* Begin *

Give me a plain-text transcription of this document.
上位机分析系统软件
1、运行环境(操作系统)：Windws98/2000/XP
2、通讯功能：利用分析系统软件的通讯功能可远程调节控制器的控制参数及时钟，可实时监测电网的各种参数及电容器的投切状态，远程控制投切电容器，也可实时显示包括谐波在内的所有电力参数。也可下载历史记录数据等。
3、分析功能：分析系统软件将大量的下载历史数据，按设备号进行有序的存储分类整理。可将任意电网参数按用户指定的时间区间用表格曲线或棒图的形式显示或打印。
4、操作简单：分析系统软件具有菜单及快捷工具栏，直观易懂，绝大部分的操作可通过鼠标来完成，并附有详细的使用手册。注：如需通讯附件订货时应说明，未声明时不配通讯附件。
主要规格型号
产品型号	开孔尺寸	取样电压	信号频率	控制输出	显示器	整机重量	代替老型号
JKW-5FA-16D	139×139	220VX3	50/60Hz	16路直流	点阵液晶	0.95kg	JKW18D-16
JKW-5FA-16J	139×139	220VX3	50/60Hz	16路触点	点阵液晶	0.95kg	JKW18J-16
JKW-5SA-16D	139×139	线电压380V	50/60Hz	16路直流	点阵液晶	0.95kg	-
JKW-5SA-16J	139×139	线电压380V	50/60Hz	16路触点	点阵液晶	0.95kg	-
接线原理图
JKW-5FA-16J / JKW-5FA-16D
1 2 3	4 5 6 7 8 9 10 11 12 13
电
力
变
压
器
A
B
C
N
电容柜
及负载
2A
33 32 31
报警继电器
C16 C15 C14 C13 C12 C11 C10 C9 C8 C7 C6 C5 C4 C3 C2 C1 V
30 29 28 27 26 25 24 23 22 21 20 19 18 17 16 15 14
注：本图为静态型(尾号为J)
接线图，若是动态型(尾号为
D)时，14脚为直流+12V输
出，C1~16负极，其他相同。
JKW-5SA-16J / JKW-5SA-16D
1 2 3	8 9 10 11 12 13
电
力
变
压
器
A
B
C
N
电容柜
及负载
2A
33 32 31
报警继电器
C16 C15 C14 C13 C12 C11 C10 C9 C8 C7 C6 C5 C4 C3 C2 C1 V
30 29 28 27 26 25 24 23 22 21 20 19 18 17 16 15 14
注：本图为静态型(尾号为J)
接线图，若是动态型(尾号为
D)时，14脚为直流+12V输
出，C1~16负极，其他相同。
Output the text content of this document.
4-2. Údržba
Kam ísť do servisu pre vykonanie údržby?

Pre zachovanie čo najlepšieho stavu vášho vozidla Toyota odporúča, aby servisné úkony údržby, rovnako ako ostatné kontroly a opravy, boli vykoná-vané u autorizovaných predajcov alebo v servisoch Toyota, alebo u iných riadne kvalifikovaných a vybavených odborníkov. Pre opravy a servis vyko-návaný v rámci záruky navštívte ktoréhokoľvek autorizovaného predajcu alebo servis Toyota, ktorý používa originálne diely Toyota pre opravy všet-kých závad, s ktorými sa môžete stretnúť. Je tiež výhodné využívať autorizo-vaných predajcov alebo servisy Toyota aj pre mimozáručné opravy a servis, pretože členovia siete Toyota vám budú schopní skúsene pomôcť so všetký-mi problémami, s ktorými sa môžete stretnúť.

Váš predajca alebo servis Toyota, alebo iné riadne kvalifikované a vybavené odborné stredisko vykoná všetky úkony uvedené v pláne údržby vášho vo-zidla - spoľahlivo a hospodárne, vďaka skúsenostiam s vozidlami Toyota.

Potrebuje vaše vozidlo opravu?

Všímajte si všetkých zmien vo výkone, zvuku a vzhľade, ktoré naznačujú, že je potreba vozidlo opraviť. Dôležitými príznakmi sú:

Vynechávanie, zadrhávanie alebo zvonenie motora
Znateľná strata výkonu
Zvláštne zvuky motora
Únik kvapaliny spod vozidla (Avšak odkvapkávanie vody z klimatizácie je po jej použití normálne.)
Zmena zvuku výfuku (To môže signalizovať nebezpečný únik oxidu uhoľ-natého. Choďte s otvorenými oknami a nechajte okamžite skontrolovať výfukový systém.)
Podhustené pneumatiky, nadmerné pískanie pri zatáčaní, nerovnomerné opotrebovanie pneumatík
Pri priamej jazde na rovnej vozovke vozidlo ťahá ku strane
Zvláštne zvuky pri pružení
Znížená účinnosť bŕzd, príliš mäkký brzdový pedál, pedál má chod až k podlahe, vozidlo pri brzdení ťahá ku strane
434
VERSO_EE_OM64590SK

* End *

Direction:
How many lines of the data hold the string "vozidlo"? Reply with the number alone.

Final result:
4